(Dataset listings of figures)
__________
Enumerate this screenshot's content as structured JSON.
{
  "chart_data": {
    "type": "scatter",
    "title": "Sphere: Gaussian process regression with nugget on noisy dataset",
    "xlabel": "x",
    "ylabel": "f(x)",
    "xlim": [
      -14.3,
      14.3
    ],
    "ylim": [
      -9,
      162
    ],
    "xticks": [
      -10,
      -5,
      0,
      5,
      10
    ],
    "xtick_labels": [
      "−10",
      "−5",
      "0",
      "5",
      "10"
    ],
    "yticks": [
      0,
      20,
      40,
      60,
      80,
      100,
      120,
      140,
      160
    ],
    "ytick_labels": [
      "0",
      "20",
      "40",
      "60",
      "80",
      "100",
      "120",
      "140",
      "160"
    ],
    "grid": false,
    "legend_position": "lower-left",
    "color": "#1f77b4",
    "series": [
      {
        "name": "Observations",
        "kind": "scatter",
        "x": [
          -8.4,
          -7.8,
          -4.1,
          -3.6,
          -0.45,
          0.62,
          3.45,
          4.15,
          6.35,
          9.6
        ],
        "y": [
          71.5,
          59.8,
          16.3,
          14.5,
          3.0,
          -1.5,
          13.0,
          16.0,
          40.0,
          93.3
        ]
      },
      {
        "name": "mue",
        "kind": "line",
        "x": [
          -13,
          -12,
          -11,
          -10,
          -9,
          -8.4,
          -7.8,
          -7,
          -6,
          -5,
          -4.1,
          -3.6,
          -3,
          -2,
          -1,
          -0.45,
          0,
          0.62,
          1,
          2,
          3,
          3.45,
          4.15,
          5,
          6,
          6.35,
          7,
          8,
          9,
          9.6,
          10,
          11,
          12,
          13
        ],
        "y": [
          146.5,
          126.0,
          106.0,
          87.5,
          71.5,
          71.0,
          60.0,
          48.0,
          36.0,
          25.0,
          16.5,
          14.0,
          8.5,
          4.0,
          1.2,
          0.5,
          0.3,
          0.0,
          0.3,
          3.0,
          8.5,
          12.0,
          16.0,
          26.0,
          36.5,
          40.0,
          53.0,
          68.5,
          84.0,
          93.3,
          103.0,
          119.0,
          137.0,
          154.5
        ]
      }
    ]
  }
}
__________
- Task objective -
Quote the data above in full, changing nothing.

- Response -
Enumerate this screenshot's content as structured JSON.
{
  "chart_data": {
    "type": "scatter",
    "title": "Sphere: Gaussian process regression with nugget on noisy dataset",
    "xlabel": "x",
    "ylabel": "f(x)",
    "xlim": [
      -14.3,
      14.3
    ],
    "ylim": [
      -9,
      162
    ],
    "xticks": [
      -10,
      -5,
      0,
      5,
      10
    ],
    "xtick_labels": [
      "−10",
      "−5",
      "0",
      "5",
      "10"
    ],
    "yticks": [
      0,
      20,
      40,
      60,
      80,
      100,
      120,
      140,
      160
    ],
    "ytick_labels": [
      "0",
      "20",
      "40",
      "60",
      "80",
      "100",
      "120",
      "140",
      "160"
    ],
    "grid": false,
    "legend_position": "lower-left",
    "color": "#1f77b4",
    "series": [
      {
        "name": "Observations",
        "kind": "scatter",
        "x": [
          -8.4,
          -7.8,
          -4.1,
          -3.6,
          -0.45,
          0.62,
          3.45,
          4.15,
          6.35,
          9.6
        ],
        "y": [
          71.5,
          59.8,
          16.3,
          14.5,
          3.0,
          -1.5,
          13.0,
          16.0,
          40.0,
          93.3
        ]
      },
      {
        "name": "mue",
        "kind": "line",
        "x": [
          -13,
          -12,
          -11,
          -10,
          -9,
          -8.4,
          -7.8,
          -7,
          -6,
          -5,
          -4.1,
          -3.6,
          -3,
          -2,
          -1,
          -0.45,
          0,
          0.62,
          1,
          2,
          3,
          3.45,
          4.15,
          5,
          6,
          6.35,
          7,
          8,
          9,
          9.6,
          10,
          11,
          12,
          13
        ],
        "y": [
          146.5,
          126.0,
          106.0,
          87.5,
          71.5,
          71.0,
          60.0,
          48.0,
          36.0,
          25.0,
          16.5,
          14.0,
          8.5,
          4.0,
          1.2,
          0.5,
          0.3,
          0.0,
          0.3,
          3.0,
          8.5,
          12.0,
          16.0,
          26.0,
          36.5,
          40.0,
          53.0,
          68.5,
          84.0,
          93.3,
          103.0,
          119.0,
          137.0,
          154.5
        ]
      }
    ]
  }
}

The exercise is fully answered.